----- EXTRACTED RECORDS
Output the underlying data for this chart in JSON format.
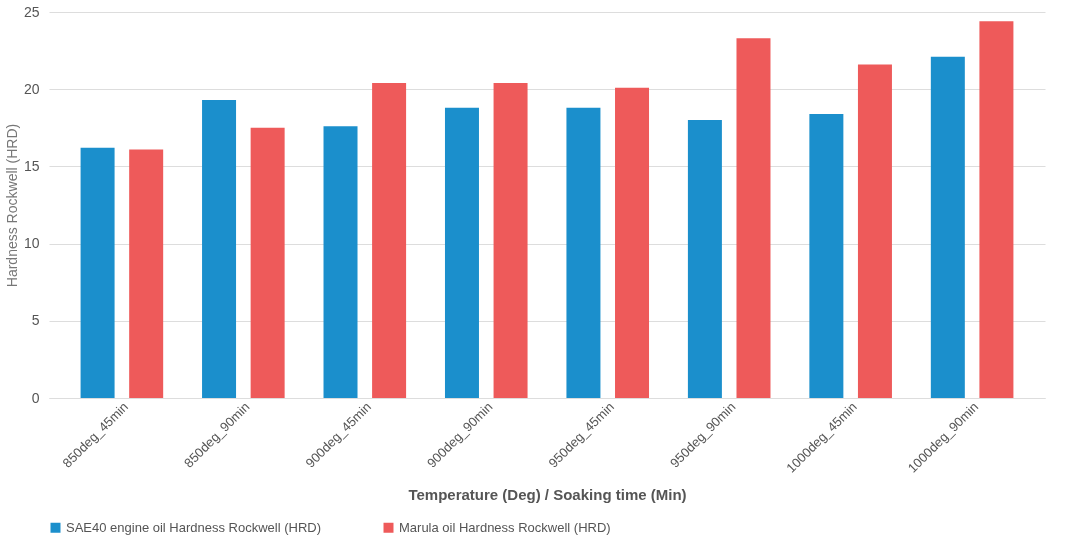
{
  "chart_data": {
    "type": "bar",
    "xlabel": "Temperature (Deg) / Soaking time (Min)",
    "ylabel": "Hardness Rockwell (HRD)",
    "categories": [
      "850deg_45min",
      "850deg_90min",
      "900deg_45min",
      "900deg_90min",
      "950deg_45min",
      "950deg_90min",
      "1000deg_45min",
      "1000deg_90min"
    ],
    "series": [
      {
        "name": "SAE40 engine oil Hardness Rockwell (HRD)",
        "color": "#1b8fcc",
        "values": [
          16.2,
          19.3,
          17.6,
          18.8,
          18.8,
          18.0,
          18.4,
          22.1
        ]
      },
      {
        "name": "Marula oil Hardness Rockwell (HRD)",
        "color": "#ee5a5a",
        "values": [
          16.1,
          17.5,
          20.4,
          20.4,
          20.1,
          23.3,
          21.6,
          24.4
        ]
      }
    ],
    "ylim": [
      0,
      25
    ],
    "yticks": [
      0,
      5,
      10,
      15,
      20,
      25
    ],
    "grid": "y",
    "legend": "bottom"
  }
}
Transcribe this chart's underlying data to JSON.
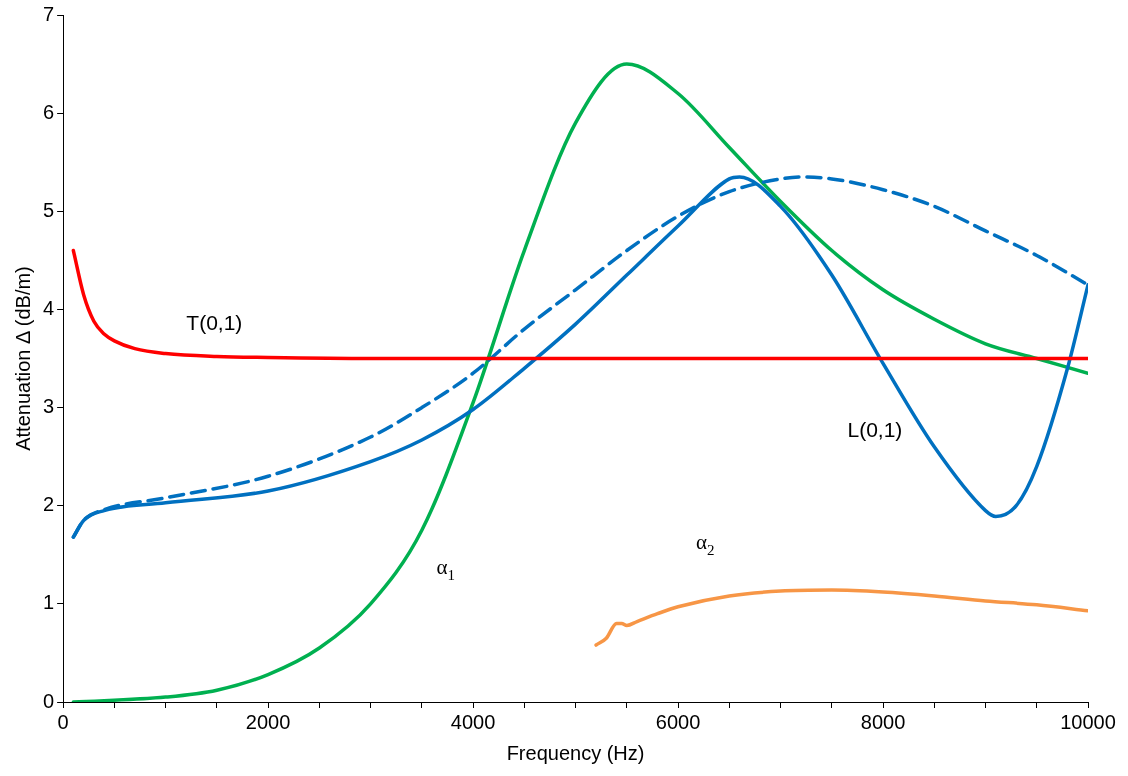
{
  "chart_data": {
    "type": "line",
    "xlabel": "Frequency (Hz)",
    "ylabel": "Attenuation Δ (dB/m)",
    "xlim": [
      0,
      10000
    ],
    "ylim": [
      0,
      7
    ],
    "xticks": [
      0,
      {
        "value": 500,
        "label": null
      },
      {
        "value": 1000,
        "label": null
      },
      {
        "value": 1500,
        "label": null
      },
      2000,
      {
        "value": 2500,
        "label": null
      },
      {
        "value": 3000,
        "label": null
      },
      {
        "value": 3500,
        "label": null
      },
      4000,
      {
        "value": 4500,
        "label": null
      },
      {
        "value": 5000,
        "label": null
      },
      {
        "value": 5500,
        "label": null
      },
      6000,
      {
        "value": 6500,
        "label": null
      },
      {
        "value": 7000,
        "label": null
      },
      {
        "value": 7500,
        "label": null
      },
      8000,
      {
        "value": 8500,
        "label": null
      },
      {
        "value": 9000,
        "label": null
      },
      {
        "value": 9500,
        "label": null
      },
      10000
    ],
    "yticks": [
      0,
      1,
      2,
      3,
      4,
      5,
      6,
      7
    ],
    "grid": false,
    "legend": false,
    "marker": "none",
    "series": [
      {
        "name": "T(0,1)",
        "color": "#ff0000",
        "line_style": "solid",
        "x": [
          100,
          200,
          300,
          400,
          500,
          700,
          1000,
          1500,
          2000,
          3000,
          5000,
          7000,
          10000
        ],
        "values": [
          4.6,
          4.15,
          3.88,
          3.75,
          3.68,
          3.6,
          3.55,
          3.52,
          3.51,
          3.5,
          3.5,
          3.5,
          3.5
        ]
      },
      {
        "color": "#0070c0",
        "line_style": "dashed",
        "x": [
          100,
          200,
          400,
          1000,
          2000,
          3000,
          3500,
          4000,
          4500,
          5000,
          5500,
          6000,
          6500,
          7000,
          7200,
          7500,
          8000,
          8500,
          9000,
          9500,
          10000
        ],
        "values": [
          1.68,
          1.85,
          1.96,
          2.08,
          2.3,
          2.7,
          3.0,
          3.35,
          3.8,
          4.2,
          4.6,
          4.95,
          5.2,
          5.33,
          5.35,
          5.33,
          5.22,
          5.05,
          4.8,
          4.55,
          4.25
        ]
      },
      {
        "name": "L(0,1)",
        "color": "#0070c0",
        "line_style": "solid",
        "x": [
          100,
          200,
          400,
          1000,
          2000,
          3000,
          3500,
          4000,
          4500,
          5000,
          5500,
          6000,
          6500,
          6600,
          7000,
          7500,
          8000,
          8500,
          9000,
          9100,
          9300,
          9500,
          9800,
          10000
        ],
        "values": [
          1.68,
          1.85,
          1.95,
          2.03,
          2.15,
          2.45,
          2.67,
          2.98,
          3.4,
          3.85,
          4.35,
          4.85,
          5.33,
          5.35,
          5.05,
          4.35,
          3.45,
          2.6,
          1.95,
          1.89,
          2.0,
          2.4,
          3.4,
          4.25
        ]
      },
      {
        "name": "α$_{1}$",
        "color": "#00b050",
        "line_style": "solid",
        "x": [
          100,
          1000,
          1500,
          2000,
          2500,
          3000,
          3500,
          4000,
          4500,
          5000,
          5500,
          6000,
          6500,
          7000,
          7500,
          8000,
          8500,
          9000,
          9500,
          10000
        ],
        "values": [
          0,
          0.05,
          0.12,
          0.28,
          0.55,
          1.0,
          1.75,
          3.05,
          4.6,
          5.9,
          6.5,
          6.2,
          5.65,
          5.1,
          4.6,
          4.2,
          3.9,
          3.65,
          3.5,
          3.35
        ]
      },
      {
        "name": "α$_{2}$",
        "color": "#f79646",
        "line_style": "solid",
        "x": [
          5200,
          5300,
          5400,
          5450,
          5500,
          5600,
          5800,
          6000,
          6500,
          7000,
          7500,
          8000,
          8500,
          9000,
          9500,
          10000
        ],
        "values": [
          0.58,
          0.65,
          0.8,
          0.8,
          0.78,
          0.82,
          0.9,
          0.97,
          1.08,
          1.13,
          1.14,
          1.12,
          1.08,
          1.03,
          0.99,
          0.93
        ]
      }
    ]
  }
}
----------
EXERCISE INSTRUCTIONS ::
Read through the entries and copy every line that includes "Rockwell".

RESULT BELOW ::
    "ylabel": "Hardness Rockwell (HRD)",
        "name": "SAE40 engine oil Hardness Rockwell (HRD)",
        "name": "Marula oil Hardness Rockwell (HRD)",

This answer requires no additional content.